§ Extracted information:

::::::

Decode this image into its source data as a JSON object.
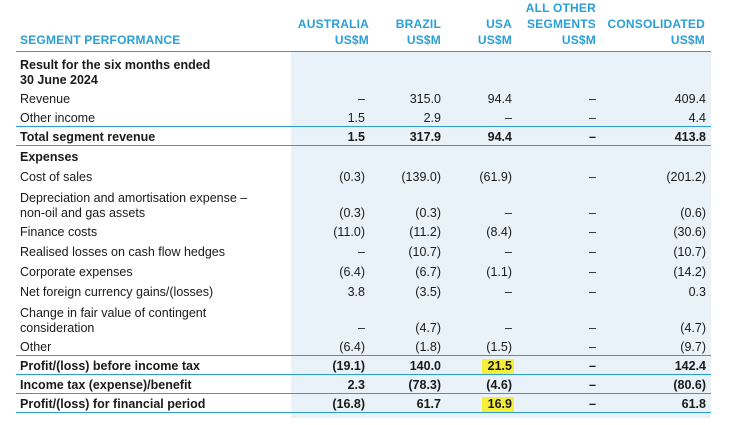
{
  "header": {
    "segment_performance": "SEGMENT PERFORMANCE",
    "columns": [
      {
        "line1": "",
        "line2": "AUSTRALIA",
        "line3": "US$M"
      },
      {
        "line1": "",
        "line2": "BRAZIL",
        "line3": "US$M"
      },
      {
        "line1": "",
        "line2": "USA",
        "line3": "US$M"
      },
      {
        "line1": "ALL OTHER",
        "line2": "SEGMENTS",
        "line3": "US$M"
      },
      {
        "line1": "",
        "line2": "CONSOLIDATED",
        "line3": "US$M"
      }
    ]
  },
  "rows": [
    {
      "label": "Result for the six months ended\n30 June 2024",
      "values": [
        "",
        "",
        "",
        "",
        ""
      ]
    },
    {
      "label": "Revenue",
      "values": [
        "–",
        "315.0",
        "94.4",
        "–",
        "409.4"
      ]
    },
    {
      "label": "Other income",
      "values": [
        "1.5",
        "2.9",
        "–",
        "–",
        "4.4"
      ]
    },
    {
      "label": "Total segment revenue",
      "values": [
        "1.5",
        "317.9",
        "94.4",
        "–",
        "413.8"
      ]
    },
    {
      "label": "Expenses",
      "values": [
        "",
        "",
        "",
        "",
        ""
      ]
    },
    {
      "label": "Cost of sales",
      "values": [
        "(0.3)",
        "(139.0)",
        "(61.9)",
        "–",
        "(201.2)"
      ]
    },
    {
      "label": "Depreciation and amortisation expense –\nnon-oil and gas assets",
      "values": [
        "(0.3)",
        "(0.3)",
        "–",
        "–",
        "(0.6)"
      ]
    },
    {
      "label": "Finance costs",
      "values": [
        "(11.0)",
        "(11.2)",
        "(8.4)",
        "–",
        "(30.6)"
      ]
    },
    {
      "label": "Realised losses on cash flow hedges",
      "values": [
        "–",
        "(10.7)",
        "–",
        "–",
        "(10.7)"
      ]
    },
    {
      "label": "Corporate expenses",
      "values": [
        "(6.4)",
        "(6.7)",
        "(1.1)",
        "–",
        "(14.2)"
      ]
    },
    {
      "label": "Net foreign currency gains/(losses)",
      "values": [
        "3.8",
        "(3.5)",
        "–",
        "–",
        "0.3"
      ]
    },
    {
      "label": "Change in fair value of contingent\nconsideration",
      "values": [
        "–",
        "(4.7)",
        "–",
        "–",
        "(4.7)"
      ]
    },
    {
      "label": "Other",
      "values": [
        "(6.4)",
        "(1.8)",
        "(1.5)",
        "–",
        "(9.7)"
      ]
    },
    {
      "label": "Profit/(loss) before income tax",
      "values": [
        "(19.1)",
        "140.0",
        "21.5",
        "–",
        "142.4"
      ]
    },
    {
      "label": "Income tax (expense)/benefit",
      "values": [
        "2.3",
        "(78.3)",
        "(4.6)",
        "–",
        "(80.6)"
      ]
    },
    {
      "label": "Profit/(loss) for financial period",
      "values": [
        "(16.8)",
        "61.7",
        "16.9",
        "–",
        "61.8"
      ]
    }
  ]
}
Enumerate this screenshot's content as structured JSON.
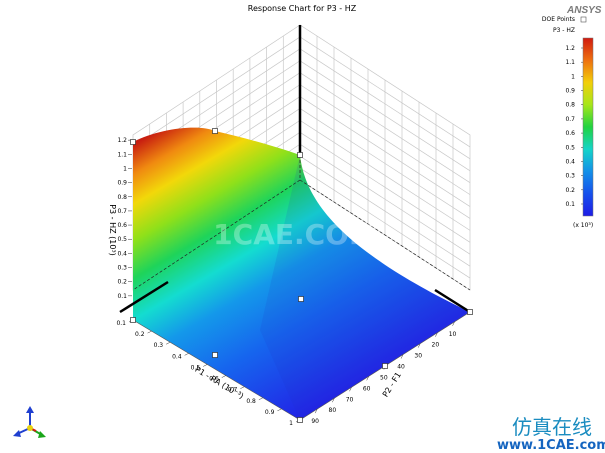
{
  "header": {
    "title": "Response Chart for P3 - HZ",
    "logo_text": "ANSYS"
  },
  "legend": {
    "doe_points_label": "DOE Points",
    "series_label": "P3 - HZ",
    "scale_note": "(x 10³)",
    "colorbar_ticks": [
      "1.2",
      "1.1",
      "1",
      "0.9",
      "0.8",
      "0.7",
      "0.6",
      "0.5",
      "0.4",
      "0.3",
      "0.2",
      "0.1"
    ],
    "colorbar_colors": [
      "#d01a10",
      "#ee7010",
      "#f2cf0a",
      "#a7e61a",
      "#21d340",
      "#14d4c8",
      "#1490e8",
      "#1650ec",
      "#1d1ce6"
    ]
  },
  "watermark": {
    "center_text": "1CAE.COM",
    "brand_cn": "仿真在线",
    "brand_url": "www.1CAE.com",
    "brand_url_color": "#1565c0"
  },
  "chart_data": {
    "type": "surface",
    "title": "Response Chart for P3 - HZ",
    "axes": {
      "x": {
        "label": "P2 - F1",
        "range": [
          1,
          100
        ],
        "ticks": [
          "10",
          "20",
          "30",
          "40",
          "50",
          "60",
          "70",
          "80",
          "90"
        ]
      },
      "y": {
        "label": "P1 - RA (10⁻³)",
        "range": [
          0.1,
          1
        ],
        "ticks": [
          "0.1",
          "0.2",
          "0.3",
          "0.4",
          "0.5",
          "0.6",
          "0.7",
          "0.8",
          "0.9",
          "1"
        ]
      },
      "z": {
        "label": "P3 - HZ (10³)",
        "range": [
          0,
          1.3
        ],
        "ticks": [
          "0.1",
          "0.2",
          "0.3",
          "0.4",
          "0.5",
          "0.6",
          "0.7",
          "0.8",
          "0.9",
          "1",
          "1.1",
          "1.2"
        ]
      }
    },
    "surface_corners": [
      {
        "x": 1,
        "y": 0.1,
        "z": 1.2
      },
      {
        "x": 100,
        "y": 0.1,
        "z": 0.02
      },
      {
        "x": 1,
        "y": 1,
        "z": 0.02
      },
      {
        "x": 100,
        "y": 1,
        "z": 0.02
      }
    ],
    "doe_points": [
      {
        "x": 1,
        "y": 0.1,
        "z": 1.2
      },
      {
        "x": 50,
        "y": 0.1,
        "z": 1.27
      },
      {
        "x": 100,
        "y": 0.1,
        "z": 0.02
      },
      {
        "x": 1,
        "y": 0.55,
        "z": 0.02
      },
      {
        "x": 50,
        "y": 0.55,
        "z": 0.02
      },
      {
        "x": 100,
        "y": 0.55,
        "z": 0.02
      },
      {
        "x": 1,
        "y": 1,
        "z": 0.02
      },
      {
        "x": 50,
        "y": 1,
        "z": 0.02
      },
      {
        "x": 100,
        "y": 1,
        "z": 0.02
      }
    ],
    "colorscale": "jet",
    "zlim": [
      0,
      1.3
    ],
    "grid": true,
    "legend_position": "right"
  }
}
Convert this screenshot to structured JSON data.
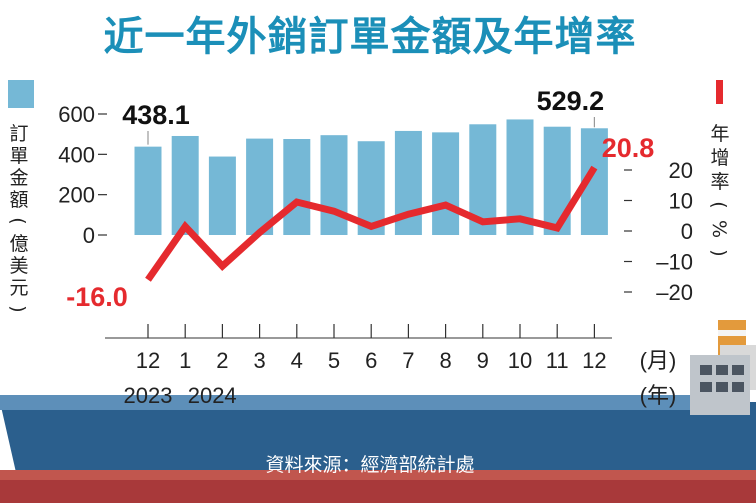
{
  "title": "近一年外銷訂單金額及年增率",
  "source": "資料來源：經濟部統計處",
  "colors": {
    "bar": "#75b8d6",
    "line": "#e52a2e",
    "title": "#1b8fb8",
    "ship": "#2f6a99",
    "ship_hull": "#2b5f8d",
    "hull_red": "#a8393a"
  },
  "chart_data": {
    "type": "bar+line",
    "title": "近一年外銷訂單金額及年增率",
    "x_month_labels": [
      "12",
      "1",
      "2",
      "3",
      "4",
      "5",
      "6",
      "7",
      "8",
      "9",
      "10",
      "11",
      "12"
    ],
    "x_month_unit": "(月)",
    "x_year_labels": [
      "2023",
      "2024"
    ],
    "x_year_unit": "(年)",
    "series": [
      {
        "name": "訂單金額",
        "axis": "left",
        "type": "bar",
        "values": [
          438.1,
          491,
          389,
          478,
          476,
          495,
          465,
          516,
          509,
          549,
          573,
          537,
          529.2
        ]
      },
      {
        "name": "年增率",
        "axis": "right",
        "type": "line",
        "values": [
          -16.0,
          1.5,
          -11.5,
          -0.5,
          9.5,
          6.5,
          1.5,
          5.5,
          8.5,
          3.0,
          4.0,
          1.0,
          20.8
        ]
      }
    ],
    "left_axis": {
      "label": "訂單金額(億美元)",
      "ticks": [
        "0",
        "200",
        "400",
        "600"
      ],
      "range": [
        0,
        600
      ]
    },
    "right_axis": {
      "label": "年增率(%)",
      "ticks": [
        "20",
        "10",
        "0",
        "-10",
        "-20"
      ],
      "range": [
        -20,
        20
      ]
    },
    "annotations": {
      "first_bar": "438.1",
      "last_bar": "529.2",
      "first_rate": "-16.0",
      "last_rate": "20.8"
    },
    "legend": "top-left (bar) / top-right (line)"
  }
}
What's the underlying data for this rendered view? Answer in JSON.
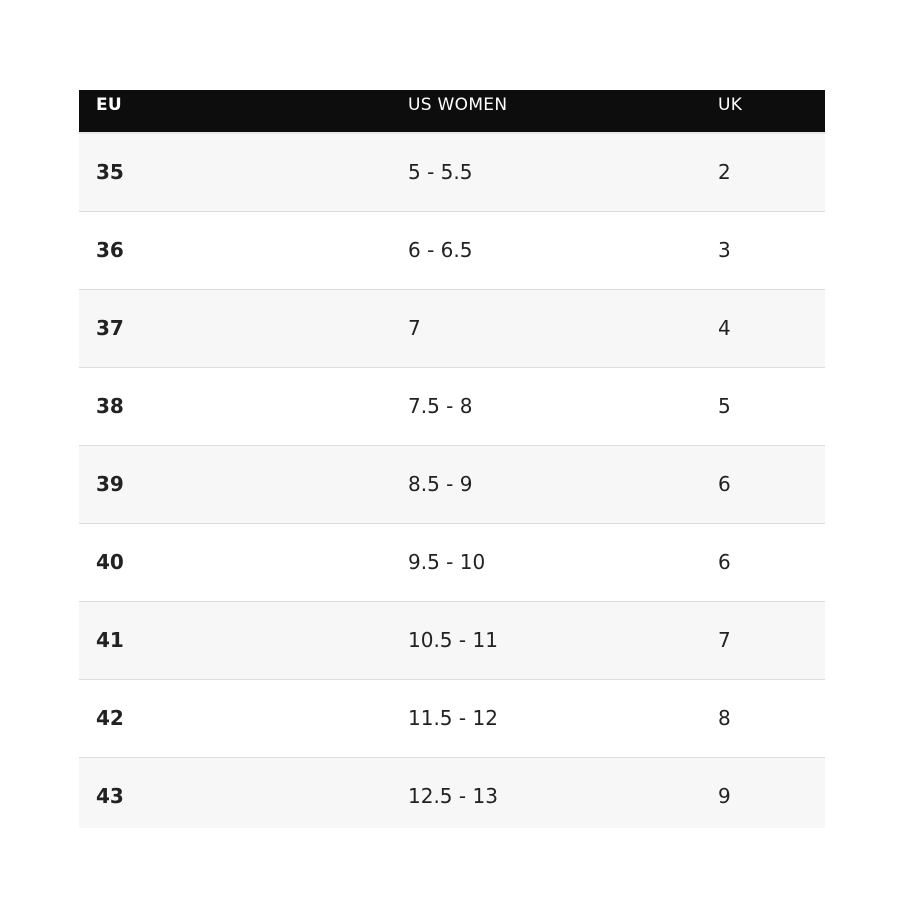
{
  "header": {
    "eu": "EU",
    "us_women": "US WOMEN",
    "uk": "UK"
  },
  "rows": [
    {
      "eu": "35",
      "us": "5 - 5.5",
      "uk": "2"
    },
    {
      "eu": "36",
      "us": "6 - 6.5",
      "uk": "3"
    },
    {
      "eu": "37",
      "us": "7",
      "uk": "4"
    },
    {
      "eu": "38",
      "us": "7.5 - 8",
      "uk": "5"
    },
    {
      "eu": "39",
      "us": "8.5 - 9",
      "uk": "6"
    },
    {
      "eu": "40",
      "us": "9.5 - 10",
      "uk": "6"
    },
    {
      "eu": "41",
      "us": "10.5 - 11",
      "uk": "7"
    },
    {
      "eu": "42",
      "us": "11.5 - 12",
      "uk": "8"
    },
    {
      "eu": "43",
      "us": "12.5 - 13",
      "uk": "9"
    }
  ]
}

::::::

§ Written exercise:
Pictures do not go in the copy. Write out exactly the lines from the line containing "What's the underlying" through the last line of the listing.

§ Response for this exercise:
What's the underlying data for this rendered view? Answer in JSON.
{
  "header": {
    "eu": "EU",
    "us_women": "US WOMEN",
    "uk": "UK"
  },
  "rows": [
    {
      "eu": "35",
      "us": "5 - 5.5",
      "uk": "2"
    },
    {
      "eu": "36",
      "us": "6 - 6.5",
      "uk": "3"
    },
    {
      "eu": "37",
      "us": "7",
      "uk": "4"
    },
    {
      "eu": "38",
      "us": "7.5 - 8",
      "uk": "5"
    },
    {
      "eu": "39",
      "us": "8.5 - 9",
      "uk": "6"
    },
    {
      "eu": "40",
      "us": "9.5 - 10",
      "uk": "6"
    },
    {
      "eu": "41",
      "us": "10.5 - 11",
      "uk": "7"
    },
    {
      "eu": "42",
      "us": "11.5 - 12",
      "uk": "8"
    },
    {
      "eu": "43",
      "us": "12.5 - 13",
      "uk": "9"
    }
  ]
}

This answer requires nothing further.